[PROBLEM DETAILS]
Review the material and extract every line in which the word "switch" occurs.

start DATASET RECORDS

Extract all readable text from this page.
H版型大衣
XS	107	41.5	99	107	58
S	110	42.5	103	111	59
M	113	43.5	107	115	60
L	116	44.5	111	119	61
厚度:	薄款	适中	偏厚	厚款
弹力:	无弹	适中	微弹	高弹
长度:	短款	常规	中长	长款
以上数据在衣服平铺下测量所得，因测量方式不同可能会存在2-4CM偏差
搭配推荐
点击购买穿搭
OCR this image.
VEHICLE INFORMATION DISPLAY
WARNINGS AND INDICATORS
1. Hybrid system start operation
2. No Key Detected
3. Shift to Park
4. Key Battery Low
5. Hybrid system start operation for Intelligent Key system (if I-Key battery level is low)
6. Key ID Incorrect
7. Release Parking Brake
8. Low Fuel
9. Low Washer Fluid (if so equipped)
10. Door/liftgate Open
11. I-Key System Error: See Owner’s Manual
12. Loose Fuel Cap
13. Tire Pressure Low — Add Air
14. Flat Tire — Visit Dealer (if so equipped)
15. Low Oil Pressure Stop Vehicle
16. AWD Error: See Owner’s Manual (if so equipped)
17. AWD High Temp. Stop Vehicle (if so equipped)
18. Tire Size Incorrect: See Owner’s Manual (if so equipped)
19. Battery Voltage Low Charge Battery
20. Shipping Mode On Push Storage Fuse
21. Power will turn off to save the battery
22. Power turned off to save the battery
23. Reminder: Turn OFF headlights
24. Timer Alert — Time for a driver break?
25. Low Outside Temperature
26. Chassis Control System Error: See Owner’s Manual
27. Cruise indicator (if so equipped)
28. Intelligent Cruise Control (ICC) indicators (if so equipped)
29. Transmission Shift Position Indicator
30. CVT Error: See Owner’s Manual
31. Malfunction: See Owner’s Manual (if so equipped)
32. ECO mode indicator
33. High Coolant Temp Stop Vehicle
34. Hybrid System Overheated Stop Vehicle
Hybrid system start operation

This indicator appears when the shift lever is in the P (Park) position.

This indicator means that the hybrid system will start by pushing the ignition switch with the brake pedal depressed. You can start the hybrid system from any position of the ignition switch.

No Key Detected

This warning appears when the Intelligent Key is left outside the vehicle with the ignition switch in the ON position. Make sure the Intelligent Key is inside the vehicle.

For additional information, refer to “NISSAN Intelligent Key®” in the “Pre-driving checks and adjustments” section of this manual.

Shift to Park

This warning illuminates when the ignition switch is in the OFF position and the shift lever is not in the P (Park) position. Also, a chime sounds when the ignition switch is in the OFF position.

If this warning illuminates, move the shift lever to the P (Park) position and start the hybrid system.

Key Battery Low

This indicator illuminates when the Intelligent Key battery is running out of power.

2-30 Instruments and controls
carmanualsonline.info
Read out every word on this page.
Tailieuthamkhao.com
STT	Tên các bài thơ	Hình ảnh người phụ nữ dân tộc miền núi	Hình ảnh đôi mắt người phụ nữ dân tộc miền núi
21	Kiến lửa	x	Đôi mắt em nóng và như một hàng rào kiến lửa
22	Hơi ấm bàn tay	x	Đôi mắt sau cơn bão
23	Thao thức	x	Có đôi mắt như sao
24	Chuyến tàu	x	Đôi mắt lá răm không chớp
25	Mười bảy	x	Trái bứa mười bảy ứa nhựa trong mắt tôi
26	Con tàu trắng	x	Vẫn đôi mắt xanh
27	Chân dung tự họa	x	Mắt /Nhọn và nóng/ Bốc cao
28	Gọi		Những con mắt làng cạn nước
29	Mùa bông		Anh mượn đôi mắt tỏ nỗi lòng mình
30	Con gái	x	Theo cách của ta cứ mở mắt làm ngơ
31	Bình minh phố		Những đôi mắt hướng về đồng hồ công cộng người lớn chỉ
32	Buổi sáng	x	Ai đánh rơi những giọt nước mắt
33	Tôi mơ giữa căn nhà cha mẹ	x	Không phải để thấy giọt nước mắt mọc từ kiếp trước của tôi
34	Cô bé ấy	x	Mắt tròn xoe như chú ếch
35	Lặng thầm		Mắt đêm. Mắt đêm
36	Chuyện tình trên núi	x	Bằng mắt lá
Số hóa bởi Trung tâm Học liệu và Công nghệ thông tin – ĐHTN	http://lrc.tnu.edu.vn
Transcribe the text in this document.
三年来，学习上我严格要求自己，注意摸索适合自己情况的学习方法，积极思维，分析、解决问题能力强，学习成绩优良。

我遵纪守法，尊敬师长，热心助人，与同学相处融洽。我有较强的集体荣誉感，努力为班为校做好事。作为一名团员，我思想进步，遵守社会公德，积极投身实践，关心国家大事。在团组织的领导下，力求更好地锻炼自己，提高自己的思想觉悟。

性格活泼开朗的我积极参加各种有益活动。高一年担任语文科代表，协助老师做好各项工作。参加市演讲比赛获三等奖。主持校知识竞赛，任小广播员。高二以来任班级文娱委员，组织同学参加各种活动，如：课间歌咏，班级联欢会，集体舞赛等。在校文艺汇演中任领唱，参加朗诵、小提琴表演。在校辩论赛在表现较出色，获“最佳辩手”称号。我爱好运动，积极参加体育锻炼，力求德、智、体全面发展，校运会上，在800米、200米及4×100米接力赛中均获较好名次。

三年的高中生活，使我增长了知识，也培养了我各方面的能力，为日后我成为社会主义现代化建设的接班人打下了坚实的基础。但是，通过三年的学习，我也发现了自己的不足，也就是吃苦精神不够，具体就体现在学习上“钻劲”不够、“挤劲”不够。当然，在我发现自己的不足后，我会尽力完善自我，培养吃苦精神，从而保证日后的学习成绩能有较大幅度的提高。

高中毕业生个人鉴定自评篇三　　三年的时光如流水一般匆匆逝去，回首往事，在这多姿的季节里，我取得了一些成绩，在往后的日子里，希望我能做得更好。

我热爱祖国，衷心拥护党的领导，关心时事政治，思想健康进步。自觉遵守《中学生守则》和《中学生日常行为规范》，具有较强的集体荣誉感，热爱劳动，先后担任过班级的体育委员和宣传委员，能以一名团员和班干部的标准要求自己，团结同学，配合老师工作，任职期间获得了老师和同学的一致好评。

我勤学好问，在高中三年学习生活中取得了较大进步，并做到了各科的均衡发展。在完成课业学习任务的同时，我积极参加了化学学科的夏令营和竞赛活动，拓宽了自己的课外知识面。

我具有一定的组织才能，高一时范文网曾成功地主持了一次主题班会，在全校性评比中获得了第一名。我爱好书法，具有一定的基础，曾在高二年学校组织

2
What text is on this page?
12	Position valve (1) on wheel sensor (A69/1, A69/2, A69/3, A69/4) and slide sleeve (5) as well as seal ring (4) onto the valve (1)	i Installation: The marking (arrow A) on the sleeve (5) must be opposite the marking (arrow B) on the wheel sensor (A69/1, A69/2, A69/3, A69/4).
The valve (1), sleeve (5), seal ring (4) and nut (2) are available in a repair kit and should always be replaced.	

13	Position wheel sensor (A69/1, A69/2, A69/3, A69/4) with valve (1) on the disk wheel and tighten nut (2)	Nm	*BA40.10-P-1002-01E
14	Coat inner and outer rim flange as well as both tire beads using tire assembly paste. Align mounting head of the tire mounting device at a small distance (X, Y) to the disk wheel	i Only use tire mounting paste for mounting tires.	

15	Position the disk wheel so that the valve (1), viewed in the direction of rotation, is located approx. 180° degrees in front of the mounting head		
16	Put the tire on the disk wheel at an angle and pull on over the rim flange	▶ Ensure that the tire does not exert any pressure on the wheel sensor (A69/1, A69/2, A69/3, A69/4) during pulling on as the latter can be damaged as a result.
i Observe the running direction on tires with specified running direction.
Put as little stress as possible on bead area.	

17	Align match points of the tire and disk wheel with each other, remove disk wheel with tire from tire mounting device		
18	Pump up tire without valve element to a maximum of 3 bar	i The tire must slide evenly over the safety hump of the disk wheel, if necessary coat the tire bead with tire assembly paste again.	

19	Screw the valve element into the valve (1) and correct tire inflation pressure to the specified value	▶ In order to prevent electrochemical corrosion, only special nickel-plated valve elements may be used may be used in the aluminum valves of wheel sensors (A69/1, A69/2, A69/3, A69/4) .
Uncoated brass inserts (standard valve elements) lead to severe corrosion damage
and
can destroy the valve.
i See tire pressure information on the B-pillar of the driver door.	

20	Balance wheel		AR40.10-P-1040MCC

end DATASET RECORDS

[RESULT OF THE EXERCISE]
This indicator means that the hybrid system will start by pushing the ignition switch with the brake pedal depressed. You can start the hybrid system from any position of the ignition switch.
This warning appears when the Intelligent Key is left outside the vehicle with the ignition switch in the ON position. Make sure the Intelligent Key is inside the vehicle.
This warning illuminates when the ignition switch is in the OFF position and the shift lever is not in the P (Park) position. Also, a chime sounds when the ignition switch is in the OFF position.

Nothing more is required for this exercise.